Stored data entries
#####

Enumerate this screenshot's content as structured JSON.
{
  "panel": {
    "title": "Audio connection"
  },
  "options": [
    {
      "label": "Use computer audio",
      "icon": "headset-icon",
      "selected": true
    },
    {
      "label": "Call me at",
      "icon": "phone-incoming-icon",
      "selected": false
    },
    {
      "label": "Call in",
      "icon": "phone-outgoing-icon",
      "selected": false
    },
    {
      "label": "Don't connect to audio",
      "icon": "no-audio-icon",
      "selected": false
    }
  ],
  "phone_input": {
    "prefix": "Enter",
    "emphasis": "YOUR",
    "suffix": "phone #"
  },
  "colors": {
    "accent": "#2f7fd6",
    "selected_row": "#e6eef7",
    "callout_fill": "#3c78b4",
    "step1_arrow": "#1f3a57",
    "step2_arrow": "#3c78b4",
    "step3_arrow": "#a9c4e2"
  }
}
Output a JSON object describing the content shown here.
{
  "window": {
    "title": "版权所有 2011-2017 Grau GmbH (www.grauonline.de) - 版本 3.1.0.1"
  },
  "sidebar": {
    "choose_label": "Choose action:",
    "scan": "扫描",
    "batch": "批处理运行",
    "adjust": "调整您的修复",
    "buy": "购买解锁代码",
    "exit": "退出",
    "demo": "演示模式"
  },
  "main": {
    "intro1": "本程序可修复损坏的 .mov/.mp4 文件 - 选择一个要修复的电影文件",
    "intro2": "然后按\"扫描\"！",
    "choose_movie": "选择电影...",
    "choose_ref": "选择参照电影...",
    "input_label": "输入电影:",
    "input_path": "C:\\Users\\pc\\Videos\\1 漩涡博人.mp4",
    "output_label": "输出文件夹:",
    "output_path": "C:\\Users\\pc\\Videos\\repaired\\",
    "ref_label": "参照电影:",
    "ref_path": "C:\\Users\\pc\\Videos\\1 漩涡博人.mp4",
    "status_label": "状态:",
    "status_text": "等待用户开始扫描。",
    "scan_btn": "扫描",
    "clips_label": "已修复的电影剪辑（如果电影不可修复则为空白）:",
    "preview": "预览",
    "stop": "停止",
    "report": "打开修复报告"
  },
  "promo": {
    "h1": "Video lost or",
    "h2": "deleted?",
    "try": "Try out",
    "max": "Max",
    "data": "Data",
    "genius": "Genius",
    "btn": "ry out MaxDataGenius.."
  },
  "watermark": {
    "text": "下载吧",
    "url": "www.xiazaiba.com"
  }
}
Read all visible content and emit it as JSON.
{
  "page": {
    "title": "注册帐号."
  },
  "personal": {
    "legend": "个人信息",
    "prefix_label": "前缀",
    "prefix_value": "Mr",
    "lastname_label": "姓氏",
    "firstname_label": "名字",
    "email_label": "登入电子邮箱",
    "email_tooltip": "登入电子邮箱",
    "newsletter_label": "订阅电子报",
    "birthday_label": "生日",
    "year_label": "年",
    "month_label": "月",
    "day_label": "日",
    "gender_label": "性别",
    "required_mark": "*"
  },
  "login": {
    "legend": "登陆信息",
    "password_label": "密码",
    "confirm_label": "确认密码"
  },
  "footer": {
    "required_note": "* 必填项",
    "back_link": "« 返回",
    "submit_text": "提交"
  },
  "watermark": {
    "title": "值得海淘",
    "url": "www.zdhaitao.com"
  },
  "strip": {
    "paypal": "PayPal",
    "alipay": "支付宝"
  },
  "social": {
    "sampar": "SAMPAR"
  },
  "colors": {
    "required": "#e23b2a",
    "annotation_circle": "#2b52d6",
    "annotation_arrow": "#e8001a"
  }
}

#####

Short exercise
Go through the material line by line. Show each line that contains the string "Users".

Response
    "input_path": "C:\\Users\\pc\\Videos\\1 漩涡博人.mp4",
    "output_path": "C:\\Users\\pc\\Videos\\repaired\\",
    "ref_path": "C:\\Users\\pc\\Videos\\1 漩涡博人.mp4",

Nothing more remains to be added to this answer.